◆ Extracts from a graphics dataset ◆
## begin
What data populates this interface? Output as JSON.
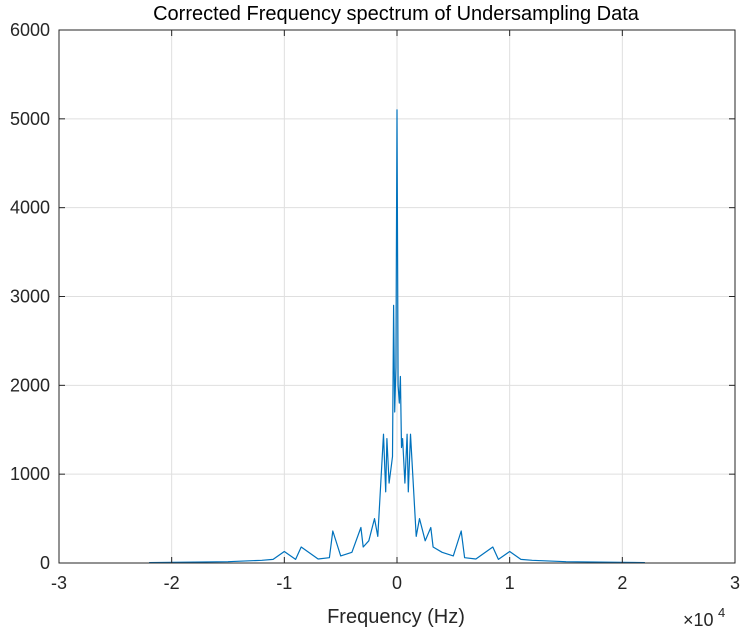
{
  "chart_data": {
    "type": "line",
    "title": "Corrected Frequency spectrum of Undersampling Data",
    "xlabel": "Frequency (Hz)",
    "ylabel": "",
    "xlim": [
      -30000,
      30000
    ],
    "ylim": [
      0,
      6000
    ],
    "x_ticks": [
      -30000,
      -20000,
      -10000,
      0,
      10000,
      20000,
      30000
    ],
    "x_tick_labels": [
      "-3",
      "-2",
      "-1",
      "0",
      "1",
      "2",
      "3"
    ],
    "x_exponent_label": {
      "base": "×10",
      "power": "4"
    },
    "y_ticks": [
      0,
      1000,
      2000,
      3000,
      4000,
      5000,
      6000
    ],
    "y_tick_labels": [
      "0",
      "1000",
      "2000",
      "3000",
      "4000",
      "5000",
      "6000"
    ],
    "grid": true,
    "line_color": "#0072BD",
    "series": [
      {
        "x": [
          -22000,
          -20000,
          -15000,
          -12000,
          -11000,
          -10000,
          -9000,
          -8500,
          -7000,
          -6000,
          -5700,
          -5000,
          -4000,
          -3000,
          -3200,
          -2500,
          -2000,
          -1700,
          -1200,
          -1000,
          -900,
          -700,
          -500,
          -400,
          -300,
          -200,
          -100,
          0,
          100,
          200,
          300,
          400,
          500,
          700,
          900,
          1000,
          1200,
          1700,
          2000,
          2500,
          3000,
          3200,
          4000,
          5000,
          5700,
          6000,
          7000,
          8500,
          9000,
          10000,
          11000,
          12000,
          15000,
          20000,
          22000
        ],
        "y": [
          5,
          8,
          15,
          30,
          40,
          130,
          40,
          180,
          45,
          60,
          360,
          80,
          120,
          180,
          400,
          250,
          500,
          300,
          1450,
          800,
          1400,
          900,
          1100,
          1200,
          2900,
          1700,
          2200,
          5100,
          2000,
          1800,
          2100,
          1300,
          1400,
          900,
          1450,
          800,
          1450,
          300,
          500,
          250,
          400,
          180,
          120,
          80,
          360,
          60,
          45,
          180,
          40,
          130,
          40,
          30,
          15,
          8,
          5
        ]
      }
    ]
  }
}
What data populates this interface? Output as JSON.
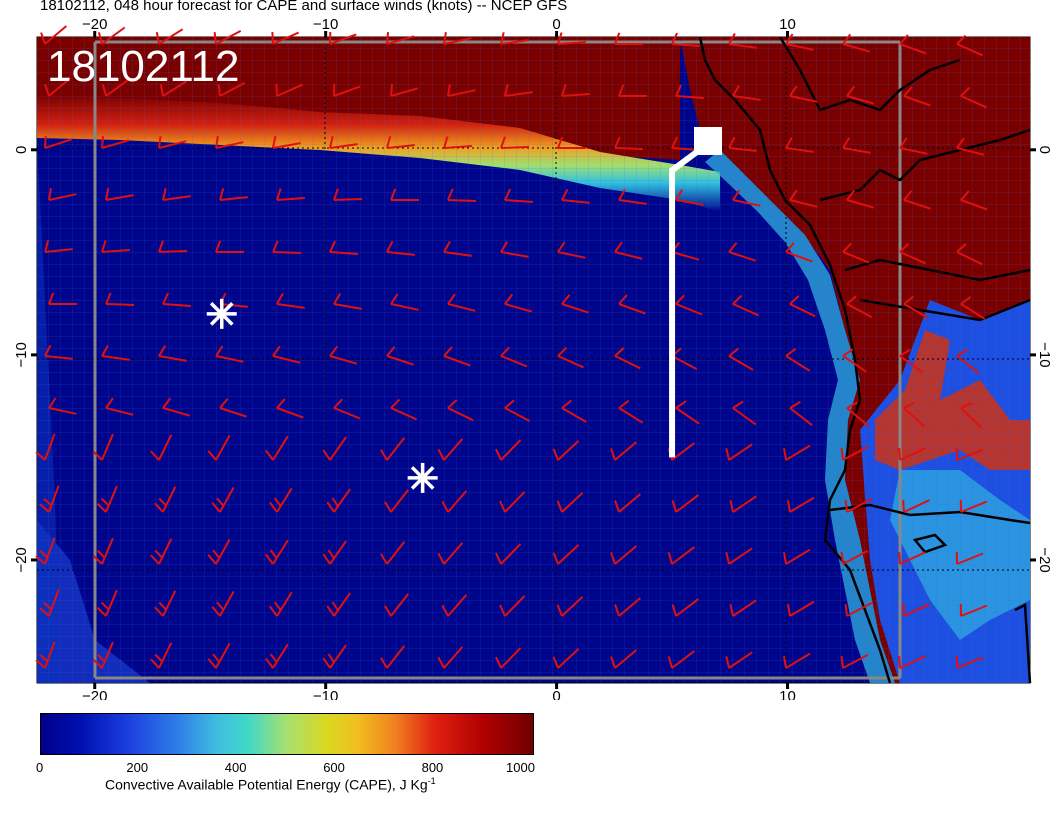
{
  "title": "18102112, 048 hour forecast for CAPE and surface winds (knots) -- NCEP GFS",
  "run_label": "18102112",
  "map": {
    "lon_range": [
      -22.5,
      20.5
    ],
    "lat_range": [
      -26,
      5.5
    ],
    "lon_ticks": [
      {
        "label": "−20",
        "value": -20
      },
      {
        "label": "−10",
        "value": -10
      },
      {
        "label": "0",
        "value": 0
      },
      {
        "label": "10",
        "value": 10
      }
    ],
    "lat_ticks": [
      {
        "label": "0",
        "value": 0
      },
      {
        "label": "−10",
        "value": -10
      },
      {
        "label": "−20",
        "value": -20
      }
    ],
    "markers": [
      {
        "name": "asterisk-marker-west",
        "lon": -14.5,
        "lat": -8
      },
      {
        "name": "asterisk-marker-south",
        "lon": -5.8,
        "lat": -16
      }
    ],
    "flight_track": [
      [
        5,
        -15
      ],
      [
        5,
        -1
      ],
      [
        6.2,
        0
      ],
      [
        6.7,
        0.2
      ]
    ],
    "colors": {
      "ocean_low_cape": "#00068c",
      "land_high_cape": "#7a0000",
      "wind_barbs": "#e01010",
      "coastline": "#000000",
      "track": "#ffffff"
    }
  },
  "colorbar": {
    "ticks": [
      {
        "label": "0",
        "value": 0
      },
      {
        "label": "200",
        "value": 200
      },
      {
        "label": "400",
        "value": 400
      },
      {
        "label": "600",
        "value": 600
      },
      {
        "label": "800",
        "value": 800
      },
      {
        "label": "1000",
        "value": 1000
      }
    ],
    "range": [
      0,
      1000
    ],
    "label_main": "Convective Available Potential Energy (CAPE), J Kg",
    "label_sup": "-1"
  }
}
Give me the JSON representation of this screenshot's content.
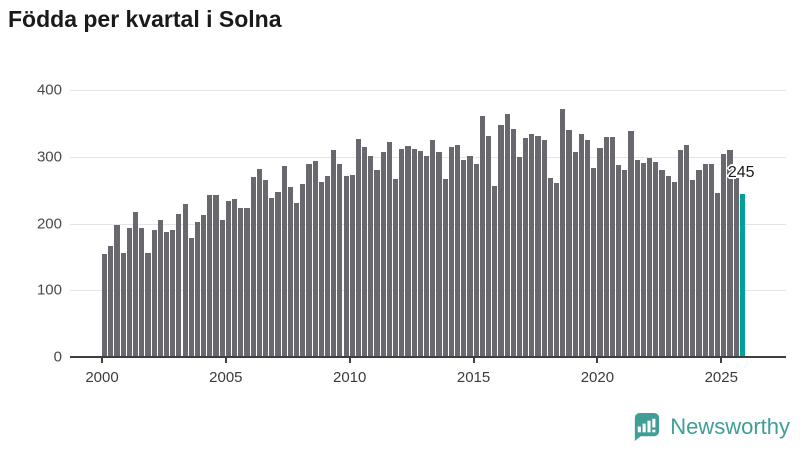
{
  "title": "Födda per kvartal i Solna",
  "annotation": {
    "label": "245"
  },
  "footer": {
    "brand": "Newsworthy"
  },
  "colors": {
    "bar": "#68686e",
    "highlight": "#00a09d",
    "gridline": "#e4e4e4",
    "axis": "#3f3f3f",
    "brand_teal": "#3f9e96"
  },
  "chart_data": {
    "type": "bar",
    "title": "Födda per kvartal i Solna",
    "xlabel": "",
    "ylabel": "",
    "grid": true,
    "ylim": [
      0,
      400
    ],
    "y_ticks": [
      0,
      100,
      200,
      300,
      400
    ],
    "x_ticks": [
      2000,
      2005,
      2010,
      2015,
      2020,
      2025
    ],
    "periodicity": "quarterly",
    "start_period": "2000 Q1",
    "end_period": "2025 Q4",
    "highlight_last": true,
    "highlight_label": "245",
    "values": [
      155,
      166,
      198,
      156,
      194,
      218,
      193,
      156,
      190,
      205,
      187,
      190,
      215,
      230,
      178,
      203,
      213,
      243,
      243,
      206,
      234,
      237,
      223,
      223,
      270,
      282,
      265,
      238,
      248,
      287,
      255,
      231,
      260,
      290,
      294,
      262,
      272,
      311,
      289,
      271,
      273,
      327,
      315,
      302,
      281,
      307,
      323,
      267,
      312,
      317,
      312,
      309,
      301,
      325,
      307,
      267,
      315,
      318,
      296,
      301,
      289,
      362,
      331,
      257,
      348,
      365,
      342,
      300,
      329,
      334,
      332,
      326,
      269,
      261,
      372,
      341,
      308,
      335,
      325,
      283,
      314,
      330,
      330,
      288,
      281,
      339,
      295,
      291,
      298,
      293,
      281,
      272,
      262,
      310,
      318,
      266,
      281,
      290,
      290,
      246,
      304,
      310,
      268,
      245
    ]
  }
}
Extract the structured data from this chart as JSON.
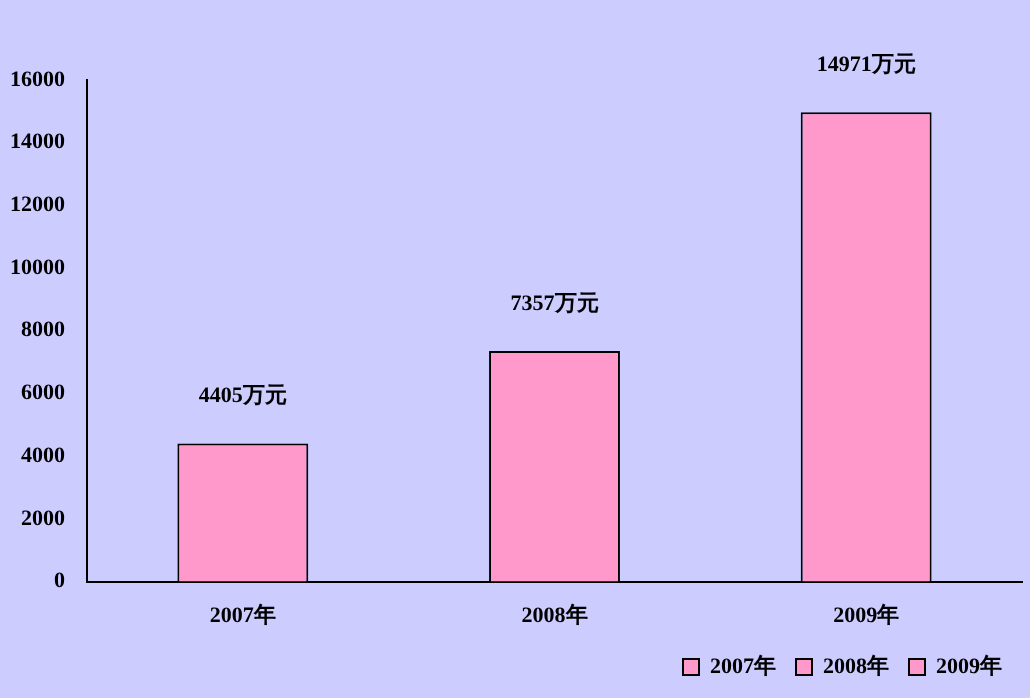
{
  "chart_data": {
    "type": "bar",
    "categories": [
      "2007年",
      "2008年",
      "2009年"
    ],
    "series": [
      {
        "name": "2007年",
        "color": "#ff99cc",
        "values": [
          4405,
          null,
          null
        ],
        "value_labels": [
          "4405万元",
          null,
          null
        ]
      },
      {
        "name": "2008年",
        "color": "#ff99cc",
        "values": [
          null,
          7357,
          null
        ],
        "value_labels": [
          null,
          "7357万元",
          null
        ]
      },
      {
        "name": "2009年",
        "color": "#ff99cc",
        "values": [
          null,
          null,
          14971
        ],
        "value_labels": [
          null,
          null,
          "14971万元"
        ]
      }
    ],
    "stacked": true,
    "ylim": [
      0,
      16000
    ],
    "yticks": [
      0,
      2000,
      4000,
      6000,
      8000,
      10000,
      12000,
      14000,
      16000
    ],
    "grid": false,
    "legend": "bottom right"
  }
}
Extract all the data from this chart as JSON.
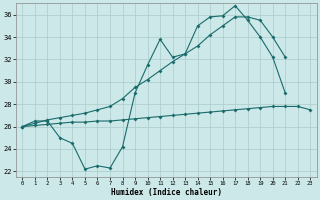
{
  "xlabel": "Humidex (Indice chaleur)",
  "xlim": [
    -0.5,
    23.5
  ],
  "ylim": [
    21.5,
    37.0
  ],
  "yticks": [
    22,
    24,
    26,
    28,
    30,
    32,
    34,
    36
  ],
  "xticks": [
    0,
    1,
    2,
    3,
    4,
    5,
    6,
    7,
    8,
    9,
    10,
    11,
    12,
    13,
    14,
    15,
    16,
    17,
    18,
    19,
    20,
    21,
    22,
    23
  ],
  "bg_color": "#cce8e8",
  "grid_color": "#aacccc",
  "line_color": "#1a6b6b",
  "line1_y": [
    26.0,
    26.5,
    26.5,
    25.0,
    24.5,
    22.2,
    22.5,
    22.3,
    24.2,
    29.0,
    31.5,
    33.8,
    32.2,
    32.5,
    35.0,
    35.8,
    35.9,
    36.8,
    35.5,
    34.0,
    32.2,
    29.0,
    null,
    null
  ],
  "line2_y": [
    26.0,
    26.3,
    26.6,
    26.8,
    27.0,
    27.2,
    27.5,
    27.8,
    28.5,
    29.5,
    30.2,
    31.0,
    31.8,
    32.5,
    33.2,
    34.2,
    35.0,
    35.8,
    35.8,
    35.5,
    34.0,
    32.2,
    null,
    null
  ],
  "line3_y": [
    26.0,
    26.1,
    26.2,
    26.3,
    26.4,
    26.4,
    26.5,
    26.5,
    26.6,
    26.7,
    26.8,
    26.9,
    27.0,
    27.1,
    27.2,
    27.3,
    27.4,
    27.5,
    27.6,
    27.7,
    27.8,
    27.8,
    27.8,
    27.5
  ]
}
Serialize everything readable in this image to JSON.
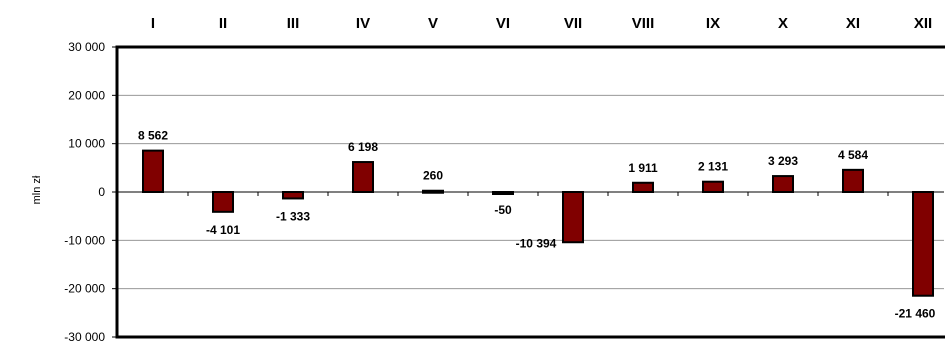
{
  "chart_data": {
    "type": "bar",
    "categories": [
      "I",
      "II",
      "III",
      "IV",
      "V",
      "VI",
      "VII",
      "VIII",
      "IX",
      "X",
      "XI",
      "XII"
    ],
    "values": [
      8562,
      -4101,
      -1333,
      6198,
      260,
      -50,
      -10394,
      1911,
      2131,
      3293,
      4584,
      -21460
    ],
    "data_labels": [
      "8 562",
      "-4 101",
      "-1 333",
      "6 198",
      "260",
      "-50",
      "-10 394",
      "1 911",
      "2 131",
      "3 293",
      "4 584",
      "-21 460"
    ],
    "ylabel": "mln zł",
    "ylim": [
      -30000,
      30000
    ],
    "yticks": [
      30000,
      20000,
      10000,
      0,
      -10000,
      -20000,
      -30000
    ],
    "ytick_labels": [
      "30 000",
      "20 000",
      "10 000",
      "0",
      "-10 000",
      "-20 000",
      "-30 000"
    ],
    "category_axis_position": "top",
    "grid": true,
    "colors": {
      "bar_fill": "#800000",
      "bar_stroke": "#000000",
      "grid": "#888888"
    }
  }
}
## end
◆ To be done ◆
Collect from the data above every line that includes "Solna".

◆ Complete response ◆
  "title": "Födda per kvartal i Solna",
    "title": "Födda per kvartal i Solna",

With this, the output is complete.